WHAT YOU WILL DO. Each line of the listing that contains the word "intro" is to be copied.

DATA EXCERPTS.
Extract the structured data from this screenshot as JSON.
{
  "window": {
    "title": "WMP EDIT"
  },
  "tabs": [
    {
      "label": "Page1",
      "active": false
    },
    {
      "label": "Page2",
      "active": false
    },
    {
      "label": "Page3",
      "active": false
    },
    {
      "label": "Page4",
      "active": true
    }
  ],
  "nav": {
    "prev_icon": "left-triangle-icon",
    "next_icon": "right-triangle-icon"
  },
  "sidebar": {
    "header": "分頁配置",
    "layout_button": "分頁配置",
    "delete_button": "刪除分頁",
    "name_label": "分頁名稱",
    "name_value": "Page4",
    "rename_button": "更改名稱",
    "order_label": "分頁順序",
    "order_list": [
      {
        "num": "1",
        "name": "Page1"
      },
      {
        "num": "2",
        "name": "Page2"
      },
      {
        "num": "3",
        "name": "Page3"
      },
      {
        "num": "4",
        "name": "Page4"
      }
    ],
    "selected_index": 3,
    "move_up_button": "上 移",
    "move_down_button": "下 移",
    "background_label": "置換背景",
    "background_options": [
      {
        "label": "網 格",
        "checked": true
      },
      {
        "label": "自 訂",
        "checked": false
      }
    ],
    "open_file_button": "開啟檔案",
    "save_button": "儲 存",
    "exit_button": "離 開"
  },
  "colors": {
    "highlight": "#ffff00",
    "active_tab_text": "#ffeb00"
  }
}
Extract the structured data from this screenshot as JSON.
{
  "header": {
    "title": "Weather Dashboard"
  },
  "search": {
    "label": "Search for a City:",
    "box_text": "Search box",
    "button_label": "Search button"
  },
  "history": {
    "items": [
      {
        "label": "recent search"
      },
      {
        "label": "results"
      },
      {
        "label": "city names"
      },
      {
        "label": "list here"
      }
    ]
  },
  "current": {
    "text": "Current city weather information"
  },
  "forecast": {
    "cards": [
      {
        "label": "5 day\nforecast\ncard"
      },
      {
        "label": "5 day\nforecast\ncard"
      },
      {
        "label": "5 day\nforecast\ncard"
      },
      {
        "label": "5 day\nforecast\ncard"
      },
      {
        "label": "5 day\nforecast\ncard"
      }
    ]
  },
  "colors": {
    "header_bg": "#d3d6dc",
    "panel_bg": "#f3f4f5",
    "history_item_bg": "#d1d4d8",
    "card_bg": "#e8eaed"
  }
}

--

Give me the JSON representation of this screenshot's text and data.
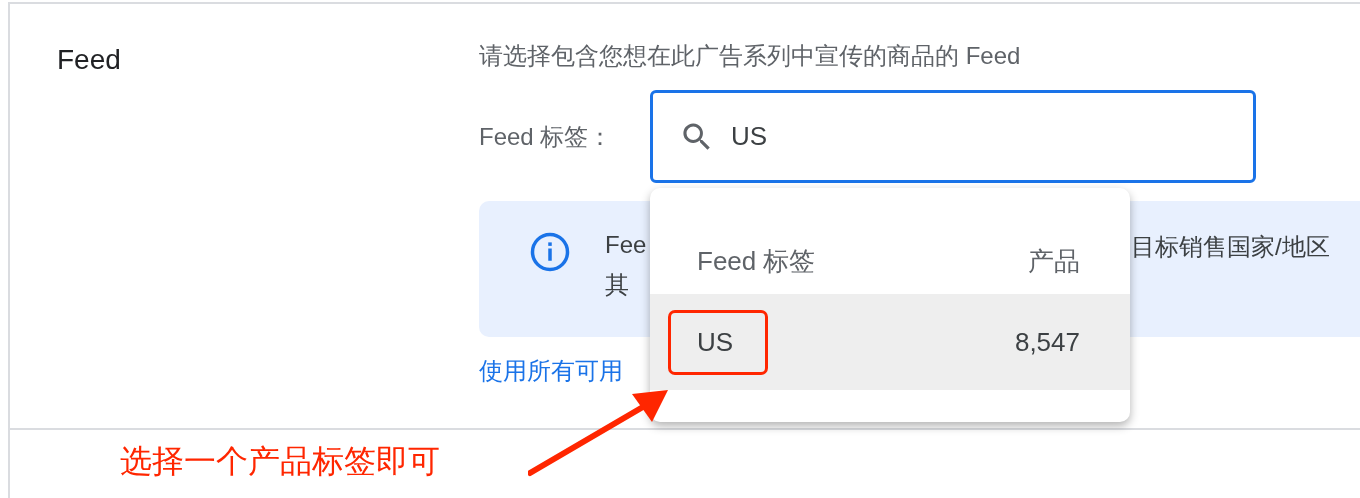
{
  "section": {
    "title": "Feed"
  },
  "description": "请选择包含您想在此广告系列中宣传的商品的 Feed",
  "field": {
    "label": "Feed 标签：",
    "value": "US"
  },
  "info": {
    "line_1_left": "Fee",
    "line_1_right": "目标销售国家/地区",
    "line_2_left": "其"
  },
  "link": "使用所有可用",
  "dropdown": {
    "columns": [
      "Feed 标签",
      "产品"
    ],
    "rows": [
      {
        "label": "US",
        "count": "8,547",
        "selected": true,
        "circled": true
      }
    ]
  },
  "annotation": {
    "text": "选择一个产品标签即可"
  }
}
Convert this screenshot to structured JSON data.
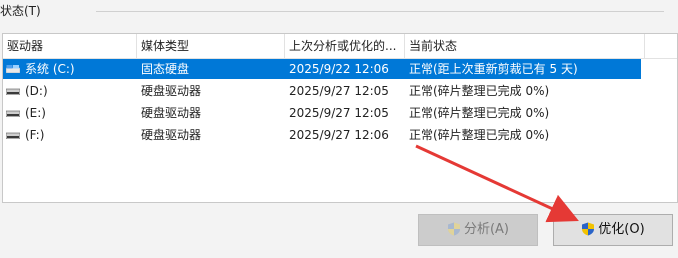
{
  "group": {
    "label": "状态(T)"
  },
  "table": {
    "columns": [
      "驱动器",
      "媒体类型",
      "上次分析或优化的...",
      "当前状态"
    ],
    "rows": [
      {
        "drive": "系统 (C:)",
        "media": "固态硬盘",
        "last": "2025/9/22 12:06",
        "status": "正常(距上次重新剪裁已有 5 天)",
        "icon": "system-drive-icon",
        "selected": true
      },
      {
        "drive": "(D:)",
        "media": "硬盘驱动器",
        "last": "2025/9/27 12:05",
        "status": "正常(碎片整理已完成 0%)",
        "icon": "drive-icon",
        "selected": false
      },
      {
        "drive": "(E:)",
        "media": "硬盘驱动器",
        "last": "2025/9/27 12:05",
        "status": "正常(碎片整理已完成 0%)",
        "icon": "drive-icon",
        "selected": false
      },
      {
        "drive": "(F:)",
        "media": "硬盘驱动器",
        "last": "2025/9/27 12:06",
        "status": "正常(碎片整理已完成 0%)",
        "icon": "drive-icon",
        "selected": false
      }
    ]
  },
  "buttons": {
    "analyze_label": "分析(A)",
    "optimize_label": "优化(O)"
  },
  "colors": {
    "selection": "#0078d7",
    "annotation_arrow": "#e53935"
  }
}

...

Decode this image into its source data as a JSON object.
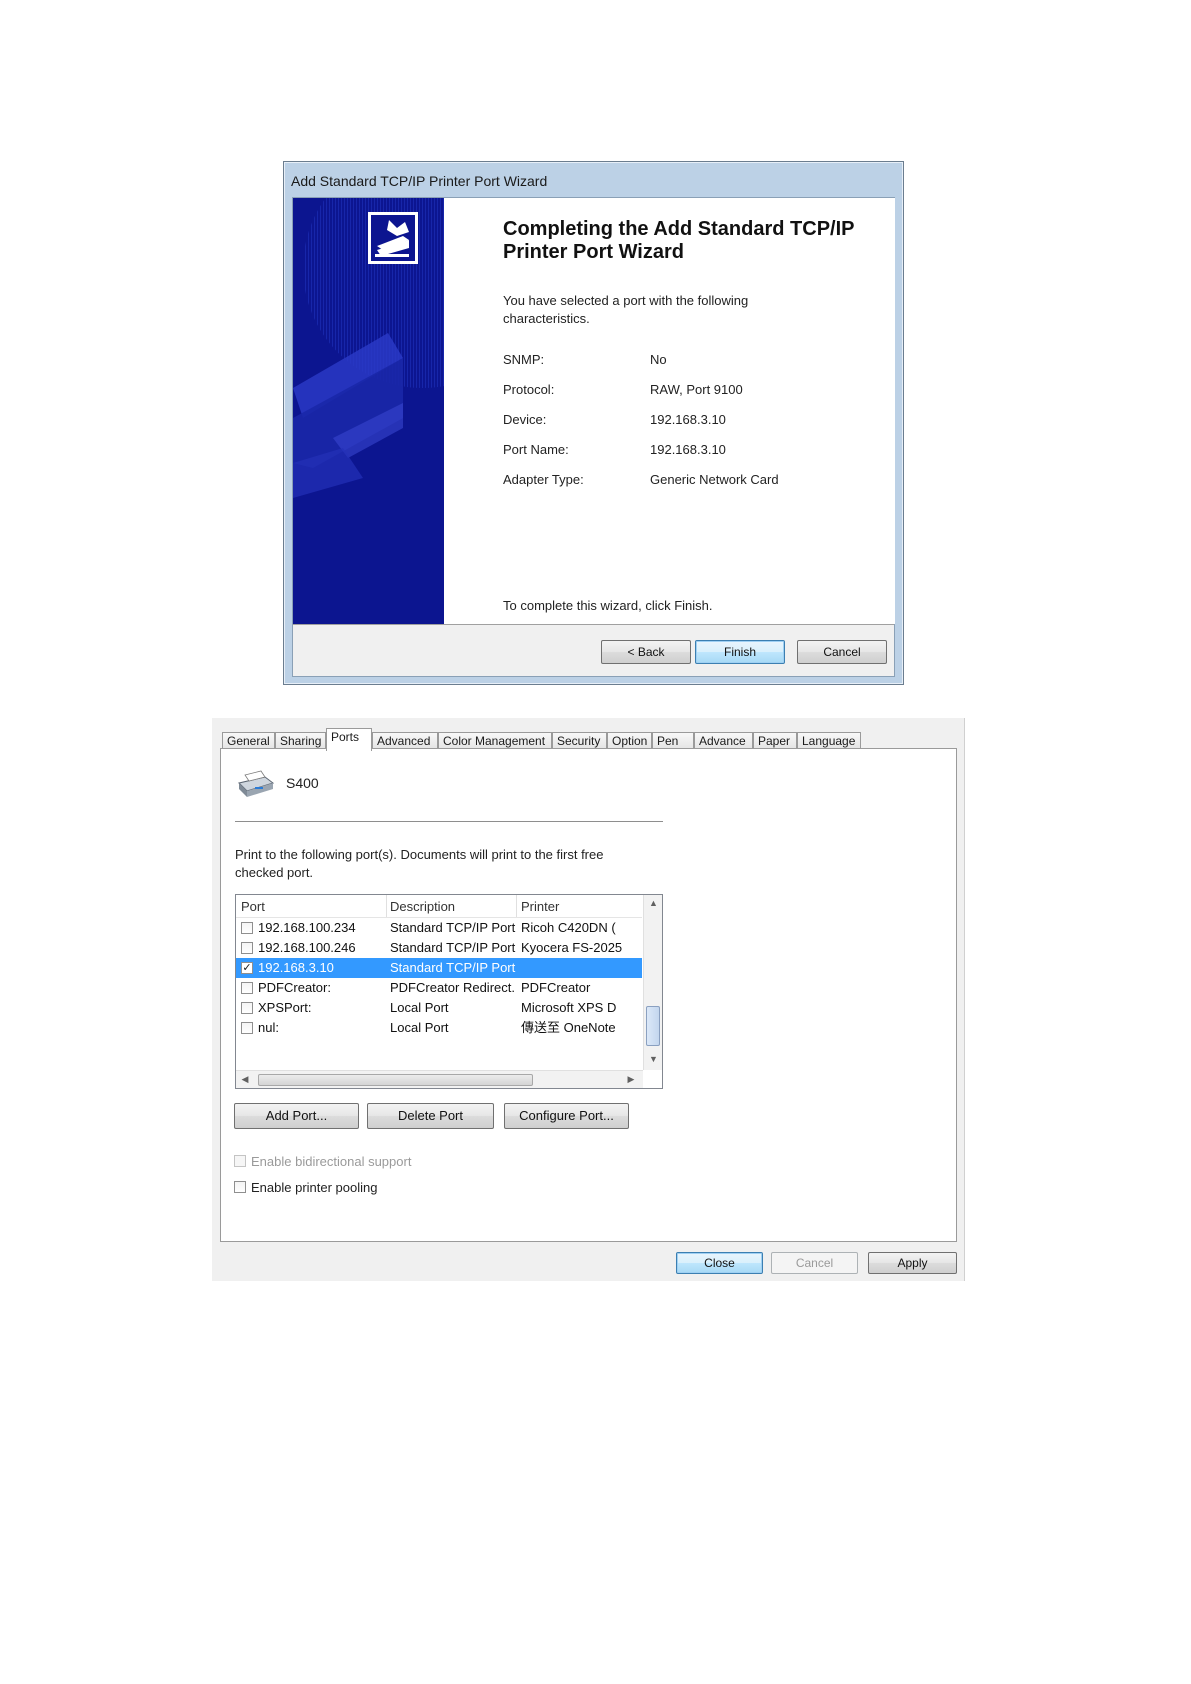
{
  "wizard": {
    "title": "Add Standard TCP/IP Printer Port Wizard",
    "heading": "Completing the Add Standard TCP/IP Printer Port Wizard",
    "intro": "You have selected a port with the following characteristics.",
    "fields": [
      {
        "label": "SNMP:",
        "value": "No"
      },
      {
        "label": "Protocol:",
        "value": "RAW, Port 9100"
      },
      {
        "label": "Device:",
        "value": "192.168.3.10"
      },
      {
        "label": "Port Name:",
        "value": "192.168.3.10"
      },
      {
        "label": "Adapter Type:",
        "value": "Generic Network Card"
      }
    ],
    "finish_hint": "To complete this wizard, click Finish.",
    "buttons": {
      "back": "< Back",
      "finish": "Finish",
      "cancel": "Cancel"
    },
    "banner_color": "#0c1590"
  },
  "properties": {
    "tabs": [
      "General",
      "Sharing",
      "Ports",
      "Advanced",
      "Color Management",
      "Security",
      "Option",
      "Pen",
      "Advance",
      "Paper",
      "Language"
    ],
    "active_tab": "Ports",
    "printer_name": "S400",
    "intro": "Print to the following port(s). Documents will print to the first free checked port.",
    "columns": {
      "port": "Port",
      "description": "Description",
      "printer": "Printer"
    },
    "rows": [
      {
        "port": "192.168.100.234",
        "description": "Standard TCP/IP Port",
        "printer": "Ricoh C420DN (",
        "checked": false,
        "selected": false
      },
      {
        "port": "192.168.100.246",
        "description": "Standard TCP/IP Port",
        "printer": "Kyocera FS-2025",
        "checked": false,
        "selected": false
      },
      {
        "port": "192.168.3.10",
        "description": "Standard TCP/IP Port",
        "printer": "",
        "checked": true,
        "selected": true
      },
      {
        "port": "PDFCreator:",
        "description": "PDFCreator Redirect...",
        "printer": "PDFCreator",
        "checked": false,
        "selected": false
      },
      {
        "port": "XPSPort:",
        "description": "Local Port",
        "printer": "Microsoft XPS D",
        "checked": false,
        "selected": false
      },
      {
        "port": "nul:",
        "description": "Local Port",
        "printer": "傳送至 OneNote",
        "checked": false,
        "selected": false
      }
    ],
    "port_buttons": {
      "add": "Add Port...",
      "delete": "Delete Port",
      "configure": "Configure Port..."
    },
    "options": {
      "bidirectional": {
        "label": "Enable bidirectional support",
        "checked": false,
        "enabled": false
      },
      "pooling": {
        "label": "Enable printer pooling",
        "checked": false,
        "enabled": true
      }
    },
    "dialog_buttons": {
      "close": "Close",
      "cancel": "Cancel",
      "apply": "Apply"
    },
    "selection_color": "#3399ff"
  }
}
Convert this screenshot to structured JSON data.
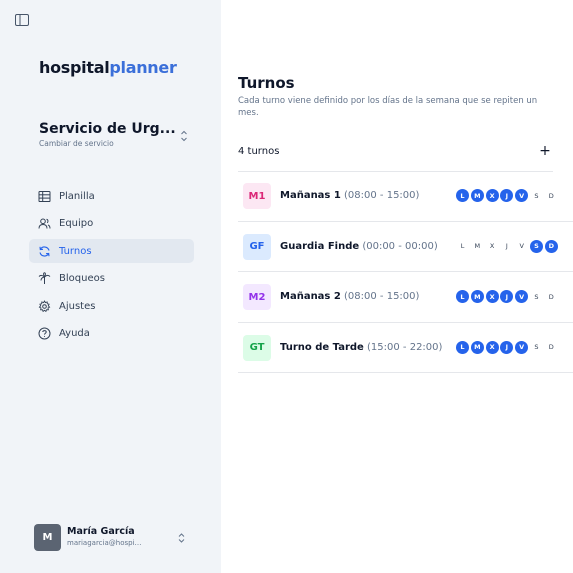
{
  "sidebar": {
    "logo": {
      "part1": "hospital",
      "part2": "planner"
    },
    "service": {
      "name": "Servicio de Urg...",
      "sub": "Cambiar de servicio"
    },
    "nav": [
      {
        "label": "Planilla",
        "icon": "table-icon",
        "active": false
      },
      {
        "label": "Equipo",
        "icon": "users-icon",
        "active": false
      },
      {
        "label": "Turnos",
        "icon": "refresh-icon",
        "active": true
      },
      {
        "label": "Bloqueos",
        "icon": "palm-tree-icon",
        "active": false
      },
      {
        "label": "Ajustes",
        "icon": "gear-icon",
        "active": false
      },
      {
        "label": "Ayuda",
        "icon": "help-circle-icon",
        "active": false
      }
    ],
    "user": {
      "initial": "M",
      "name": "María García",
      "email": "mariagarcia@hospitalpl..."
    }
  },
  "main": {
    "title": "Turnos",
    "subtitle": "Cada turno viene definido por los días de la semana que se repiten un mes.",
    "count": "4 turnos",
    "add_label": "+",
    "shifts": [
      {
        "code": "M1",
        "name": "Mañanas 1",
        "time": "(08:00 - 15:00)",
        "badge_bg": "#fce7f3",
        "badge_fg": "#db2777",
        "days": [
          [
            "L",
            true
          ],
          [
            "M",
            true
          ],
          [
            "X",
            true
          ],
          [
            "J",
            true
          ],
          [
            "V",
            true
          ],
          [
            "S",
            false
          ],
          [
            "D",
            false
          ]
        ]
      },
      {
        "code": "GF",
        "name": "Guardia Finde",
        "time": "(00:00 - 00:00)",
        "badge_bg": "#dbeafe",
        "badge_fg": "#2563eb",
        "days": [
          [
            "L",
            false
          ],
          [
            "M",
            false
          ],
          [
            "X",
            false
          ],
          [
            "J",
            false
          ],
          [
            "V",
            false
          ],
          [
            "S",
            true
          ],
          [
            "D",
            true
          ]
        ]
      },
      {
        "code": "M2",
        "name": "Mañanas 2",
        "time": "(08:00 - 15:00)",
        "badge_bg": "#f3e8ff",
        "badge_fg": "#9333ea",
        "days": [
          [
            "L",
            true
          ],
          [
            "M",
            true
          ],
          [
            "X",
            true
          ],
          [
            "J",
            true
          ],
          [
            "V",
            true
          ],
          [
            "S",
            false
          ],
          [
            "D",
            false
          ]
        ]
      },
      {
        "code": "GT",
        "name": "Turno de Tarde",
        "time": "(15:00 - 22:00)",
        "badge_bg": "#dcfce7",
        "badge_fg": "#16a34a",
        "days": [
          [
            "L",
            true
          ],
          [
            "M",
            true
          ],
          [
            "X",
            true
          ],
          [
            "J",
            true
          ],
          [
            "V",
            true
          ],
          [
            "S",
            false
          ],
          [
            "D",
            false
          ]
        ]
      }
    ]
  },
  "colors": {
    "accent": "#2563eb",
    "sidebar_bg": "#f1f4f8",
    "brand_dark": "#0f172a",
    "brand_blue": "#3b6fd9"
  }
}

COMPLETE RESPONSE.
    "intro": "You have selected a port with the following characteristics.",
    "intro": "Print to the following port(s). Documents will print to the first free checked port.",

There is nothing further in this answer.